◆ EXERCISE REQUIREMENTS: Find every line in the records below that holds the word "peine", and copy it out.
***
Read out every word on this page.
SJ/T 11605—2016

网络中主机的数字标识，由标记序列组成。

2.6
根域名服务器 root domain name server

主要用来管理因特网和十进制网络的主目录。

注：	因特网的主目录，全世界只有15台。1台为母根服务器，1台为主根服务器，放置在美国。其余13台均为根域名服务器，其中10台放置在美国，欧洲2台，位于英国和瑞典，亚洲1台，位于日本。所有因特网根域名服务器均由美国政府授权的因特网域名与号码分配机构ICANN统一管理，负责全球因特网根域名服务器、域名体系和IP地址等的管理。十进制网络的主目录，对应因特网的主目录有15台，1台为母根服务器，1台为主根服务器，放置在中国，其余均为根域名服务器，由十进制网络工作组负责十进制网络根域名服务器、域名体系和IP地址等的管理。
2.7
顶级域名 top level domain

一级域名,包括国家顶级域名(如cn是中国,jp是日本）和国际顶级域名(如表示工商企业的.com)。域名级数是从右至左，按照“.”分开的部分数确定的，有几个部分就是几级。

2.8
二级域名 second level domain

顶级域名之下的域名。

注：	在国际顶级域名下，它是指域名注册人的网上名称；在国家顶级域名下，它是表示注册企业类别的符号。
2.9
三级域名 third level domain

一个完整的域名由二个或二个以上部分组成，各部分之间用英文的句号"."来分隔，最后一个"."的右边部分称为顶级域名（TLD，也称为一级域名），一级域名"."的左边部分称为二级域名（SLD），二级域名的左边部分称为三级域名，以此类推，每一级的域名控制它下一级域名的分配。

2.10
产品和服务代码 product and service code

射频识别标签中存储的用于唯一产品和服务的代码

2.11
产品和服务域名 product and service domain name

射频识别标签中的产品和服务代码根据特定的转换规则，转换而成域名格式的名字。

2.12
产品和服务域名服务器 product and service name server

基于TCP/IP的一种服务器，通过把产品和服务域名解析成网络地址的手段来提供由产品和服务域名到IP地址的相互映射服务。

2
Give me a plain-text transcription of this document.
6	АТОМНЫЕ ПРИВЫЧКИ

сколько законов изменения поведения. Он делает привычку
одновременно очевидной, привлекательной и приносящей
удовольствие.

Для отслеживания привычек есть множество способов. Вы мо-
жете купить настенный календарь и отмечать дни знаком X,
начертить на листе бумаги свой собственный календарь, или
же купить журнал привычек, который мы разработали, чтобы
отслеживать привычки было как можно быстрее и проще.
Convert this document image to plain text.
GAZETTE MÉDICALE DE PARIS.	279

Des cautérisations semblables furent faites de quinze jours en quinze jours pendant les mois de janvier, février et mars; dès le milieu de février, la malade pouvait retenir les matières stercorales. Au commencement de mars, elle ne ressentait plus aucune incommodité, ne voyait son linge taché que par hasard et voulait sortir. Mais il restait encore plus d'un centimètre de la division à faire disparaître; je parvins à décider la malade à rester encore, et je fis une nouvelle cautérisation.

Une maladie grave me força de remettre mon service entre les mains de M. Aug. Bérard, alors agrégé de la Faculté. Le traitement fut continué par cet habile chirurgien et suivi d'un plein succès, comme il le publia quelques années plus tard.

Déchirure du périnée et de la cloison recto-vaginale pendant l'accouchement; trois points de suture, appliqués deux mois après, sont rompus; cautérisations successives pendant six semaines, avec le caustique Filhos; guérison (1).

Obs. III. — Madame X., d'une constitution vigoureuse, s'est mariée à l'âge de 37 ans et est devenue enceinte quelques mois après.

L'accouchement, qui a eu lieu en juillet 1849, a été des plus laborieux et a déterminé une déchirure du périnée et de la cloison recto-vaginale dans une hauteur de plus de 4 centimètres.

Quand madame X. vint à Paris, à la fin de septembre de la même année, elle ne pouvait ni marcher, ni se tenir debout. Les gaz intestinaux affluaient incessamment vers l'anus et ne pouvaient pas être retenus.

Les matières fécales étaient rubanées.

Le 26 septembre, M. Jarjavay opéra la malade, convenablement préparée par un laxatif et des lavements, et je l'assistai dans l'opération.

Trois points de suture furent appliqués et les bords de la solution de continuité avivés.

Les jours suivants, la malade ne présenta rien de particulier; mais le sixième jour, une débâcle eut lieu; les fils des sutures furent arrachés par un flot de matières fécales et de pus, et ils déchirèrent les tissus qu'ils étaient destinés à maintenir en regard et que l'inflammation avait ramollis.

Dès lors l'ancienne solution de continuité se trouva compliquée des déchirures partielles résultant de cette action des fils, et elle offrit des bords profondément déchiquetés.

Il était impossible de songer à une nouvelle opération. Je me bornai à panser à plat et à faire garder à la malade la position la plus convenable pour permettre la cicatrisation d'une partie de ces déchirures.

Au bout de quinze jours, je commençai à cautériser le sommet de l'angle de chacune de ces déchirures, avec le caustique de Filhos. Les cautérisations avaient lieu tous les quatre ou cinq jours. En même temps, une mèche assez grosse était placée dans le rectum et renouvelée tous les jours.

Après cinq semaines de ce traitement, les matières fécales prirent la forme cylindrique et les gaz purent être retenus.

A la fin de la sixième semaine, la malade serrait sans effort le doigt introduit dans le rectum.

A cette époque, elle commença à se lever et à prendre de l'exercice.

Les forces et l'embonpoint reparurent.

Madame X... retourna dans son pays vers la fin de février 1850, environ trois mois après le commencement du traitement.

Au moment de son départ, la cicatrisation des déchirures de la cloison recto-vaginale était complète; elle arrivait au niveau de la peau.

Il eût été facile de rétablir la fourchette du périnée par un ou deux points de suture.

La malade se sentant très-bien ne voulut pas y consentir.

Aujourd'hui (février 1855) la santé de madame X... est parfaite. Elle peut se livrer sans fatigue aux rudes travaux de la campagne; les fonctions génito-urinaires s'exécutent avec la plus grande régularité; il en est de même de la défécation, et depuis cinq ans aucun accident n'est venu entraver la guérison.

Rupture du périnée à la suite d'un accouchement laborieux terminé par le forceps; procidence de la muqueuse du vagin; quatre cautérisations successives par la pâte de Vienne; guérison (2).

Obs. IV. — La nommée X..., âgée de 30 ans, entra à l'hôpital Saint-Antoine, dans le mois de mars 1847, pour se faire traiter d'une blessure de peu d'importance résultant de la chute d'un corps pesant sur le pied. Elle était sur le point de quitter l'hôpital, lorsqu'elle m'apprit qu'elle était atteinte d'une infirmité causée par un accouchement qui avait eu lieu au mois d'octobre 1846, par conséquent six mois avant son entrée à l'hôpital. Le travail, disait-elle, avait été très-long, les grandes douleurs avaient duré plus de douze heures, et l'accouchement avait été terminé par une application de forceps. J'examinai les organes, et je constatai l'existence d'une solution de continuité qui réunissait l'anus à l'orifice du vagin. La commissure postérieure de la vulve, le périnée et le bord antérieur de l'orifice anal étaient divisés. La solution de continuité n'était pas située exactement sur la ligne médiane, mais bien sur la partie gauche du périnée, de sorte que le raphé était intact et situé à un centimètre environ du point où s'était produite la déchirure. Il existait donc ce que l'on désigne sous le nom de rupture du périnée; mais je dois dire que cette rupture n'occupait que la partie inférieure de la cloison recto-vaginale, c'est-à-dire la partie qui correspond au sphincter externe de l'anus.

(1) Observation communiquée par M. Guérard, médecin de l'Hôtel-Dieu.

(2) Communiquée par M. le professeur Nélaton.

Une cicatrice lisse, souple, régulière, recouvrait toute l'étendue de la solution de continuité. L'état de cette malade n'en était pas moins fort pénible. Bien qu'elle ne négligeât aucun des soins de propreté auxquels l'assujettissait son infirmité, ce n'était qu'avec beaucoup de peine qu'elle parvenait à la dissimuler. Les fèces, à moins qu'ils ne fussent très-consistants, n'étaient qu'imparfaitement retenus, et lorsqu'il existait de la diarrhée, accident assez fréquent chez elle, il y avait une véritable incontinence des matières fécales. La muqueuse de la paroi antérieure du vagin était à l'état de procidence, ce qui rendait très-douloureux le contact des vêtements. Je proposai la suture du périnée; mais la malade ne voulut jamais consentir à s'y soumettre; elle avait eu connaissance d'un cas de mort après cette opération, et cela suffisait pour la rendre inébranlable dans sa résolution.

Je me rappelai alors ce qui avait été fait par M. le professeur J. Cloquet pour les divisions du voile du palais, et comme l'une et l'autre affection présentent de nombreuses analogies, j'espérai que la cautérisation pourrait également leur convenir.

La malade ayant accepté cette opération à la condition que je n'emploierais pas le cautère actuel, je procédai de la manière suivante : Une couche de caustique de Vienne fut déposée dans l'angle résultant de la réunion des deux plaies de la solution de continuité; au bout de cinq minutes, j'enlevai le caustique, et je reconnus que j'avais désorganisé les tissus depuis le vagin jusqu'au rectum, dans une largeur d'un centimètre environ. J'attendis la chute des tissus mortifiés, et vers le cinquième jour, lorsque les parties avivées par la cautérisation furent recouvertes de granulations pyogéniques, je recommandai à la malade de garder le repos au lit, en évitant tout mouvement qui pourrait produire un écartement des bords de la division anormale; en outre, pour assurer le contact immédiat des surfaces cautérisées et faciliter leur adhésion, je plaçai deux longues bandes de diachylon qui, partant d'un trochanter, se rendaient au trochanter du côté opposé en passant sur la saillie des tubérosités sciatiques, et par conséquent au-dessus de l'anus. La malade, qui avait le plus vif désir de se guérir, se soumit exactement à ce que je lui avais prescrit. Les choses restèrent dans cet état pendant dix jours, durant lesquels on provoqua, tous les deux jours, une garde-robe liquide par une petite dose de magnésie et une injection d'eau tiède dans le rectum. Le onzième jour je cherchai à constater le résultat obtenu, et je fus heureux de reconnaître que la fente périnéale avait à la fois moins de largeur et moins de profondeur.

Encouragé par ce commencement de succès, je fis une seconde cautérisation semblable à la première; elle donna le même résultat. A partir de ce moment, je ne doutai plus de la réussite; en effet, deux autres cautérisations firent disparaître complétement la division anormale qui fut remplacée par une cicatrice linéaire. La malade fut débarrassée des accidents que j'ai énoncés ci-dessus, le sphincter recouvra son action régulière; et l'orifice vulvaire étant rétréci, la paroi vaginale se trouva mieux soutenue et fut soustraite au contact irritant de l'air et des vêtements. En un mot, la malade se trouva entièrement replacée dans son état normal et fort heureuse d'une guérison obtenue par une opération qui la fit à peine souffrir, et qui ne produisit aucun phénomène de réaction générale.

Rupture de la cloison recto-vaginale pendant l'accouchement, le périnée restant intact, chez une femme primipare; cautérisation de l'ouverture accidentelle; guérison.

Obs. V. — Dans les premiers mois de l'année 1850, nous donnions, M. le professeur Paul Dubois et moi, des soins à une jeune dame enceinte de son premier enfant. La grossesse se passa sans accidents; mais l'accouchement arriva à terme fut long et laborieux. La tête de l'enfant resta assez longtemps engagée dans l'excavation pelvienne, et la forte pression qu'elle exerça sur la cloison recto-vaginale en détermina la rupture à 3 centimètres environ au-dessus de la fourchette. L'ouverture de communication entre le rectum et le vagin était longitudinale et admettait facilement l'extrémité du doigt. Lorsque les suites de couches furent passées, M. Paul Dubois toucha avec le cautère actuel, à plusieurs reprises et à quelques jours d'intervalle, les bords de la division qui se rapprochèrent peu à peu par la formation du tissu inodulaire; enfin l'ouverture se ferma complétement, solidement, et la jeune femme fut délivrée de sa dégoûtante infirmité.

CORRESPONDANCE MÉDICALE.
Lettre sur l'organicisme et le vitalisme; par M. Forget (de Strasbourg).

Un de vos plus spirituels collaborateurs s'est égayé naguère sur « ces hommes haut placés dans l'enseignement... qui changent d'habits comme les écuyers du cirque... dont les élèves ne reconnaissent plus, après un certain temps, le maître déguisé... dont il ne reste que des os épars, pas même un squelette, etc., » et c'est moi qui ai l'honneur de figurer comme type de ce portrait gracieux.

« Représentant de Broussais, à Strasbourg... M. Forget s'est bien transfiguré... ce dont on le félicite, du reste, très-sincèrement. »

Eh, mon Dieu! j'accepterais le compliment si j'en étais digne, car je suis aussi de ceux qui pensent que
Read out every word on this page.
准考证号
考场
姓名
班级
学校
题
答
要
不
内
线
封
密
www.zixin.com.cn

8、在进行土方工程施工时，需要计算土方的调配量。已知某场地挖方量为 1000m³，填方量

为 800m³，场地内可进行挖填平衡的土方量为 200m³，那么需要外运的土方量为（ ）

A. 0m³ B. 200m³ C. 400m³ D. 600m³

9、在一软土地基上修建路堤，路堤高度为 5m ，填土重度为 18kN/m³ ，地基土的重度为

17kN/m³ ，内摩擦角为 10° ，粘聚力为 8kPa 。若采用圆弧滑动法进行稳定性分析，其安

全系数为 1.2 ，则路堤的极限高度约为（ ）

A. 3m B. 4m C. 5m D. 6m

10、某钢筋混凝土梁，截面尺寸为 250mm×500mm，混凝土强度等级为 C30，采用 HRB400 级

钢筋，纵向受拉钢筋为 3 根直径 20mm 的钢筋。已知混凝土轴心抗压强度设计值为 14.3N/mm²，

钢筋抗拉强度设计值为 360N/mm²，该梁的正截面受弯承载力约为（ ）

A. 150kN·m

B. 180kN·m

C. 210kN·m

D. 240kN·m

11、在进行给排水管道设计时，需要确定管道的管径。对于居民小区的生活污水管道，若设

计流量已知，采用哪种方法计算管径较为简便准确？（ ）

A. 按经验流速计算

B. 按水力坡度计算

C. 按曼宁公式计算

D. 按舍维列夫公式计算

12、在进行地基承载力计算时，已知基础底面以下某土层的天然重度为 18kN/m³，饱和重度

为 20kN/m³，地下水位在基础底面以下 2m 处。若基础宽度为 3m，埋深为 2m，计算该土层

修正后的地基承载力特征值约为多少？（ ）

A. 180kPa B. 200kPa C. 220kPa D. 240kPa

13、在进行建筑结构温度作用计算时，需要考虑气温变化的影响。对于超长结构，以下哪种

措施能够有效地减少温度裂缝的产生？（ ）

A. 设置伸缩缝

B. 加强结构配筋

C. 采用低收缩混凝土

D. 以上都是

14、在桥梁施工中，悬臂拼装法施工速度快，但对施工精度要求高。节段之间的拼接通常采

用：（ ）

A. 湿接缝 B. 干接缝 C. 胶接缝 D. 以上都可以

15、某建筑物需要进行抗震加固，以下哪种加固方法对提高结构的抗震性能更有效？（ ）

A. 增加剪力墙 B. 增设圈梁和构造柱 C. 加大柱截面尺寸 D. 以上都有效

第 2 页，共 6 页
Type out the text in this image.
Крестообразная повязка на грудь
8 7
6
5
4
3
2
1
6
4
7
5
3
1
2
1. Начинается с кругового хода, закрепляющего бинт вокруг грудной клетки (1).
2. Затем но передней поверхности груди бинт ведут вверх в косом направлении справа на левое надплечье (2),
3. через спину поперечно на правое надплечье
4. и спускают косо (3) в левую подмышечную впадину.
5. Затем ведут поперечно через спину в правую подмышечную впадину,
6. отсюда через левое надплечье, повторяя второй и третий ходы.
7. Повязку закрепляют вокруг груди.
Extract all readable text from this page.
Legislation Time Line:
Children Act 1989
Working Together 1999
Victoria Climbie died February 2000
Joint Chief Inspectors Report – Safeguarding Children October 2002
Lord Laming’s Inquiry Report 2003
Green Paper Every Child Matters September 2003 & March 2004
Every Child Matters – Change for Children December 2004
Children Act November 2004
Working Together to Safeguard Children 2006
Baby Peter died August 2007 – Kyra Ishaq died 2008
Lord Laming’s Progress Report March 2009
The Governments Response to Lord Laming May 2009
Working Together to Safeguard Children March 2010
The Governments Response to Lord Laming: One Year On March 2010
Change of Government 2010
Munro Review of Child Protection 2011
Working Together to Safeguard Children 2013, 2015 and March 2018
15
***
◆ TASK RESULT:
Une cicatrice lisse, souple, régulière, recouvrait toute l'étendue de la solution de continuité. L'état de cette malade n'en était pas moins fort pénible. Bien qu'elle ne négligeât aucun des soins de propreté auxquels l'assujettissait son infirmité, ce n'était qu'avec beaucoup de peine qu'elle parvenait à la dissimuler. Les fèces, à moins qu'ils ne fussent très-consistants, n'étaient qu'imparfaitement retenus, et lorsqu'il existait de la diarrhée, accident assez fréquent chez elle, il y avait une véritable incontinence des matières fécales. La muqueuse de la paroi antérieure du vagin était à l'état de procidence, ce qui rendait très-douloureux le contact des vêtements. Je proposai la suture du périnée; mais la malade ne voulut jamais consentir à s'y soumettre; elle avait eu connaissance d'un cas de mort après cette opération, et cela suffisait pour la rendre inébranlable dans sa résolution.
Encouragé par ce commencement de succès, je fis une seconde cautérisation semblable à la première; elle donna le même résultat. A partir de ce moment, je ne doutai plus de la réussite; en effet, deux autres cautérisations firent disparaître complétement la division anormale qui fut remplacée par une cicatrice linéaire. La malade fut débarrassée des accidents que j'ai énoncés ci-dessus, le sphincter recouvra son action régulière; et l'orifice vulvaire étant rétréci, la paroi vaginale se trouva mieux soutenue et fut soustraite au contact irritant de l'air et des vêtements. En un mot, la malade se trouva entièrement replacée dans son état normal et fort heureuse d'une guérison obtenue par une opération qui la fit à peine souffrir, et qui ne produisit aucun phénomène de réaction générale.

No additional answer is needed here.